--- start SUPPLIED DATA ---

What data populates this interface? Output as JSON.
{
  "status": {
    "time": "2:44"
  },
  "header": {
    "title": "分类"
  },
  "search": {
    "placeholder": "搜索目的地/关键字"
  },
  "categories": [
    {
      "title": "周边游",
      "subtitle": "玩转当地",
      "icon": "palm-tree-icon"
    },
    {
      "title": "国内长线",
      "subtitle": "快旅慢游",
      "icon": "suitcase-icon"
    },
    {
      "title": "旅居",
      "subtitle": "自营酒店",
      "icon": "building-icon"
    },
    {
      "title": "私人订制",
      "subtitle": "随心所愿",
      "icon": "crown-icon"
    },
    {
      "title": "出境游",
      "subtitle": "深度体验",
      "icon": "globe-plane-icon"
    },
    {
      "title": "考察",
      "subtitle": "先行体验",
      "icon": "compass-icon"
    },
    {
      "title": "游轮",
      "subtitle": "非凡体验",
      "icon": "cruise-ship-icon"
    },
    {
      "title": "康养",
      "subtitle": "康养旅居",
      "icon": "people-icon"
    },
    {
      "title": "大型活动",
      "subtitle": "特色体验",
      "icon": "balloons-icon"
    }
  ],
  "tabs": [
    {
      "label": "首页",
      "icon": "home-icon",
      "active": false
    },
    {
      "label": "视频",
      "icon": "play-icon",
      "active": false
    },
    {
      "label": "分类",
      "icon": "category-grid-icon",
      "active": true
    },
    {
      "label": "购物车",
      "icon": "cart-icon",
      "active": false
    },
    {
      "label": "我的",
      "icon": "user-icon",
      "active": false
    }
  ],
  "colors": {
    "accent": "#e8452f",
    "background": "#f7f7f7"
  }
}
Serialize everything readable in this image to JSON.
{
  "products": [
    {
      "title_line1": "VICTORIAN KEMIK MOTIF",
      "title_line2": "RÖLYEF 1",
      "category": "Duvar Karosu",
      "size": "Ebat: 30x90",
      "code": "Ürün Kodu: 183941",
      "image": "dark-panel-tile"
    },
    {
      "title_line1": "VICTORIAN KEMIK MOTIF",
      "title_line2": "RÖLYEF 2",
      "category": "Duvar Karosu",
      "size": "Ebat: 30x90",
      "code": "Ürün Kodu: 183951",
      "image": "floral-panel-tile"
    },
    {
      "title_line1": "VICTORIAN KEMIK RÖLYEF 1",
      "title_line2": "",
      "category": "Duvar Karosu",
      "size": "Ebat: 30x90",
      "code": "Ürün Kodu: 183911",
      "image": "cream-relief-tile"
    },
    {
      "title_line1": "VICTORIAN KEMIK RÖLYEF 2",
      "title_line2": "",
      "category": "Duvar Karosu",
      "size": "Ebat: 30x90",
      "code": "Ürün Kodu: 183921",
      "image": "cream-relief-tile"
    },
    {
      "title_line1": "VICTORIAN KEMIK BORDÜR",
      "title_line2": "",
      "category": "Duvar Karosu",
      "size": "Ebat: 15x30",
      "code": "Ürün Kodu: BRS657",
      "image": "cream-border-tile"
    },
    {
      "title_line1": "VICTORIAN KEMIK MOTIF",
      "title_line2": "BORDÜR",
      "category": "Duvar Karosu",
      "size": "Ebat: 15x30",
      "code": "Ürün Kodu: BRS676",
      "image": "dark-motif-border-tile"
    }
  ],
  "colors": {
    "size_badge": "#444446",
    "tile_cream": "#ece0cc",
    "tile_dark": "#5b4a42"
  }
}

--- end SUPPLIED DATA ---

AIM - Return every line in the listing that contains the word "Kodu".

ANSWER -
      "code": "Ürün Kodu: 183941",
      "code": "Ürün Kodu: 183951",
      "code": "Ürün Kodu: 183911",
      "code": "Ürün Kodu: 183921",
      "code": "Ürün Kodu: BRS657",
      "code": "Ürün Kodu: BRS676",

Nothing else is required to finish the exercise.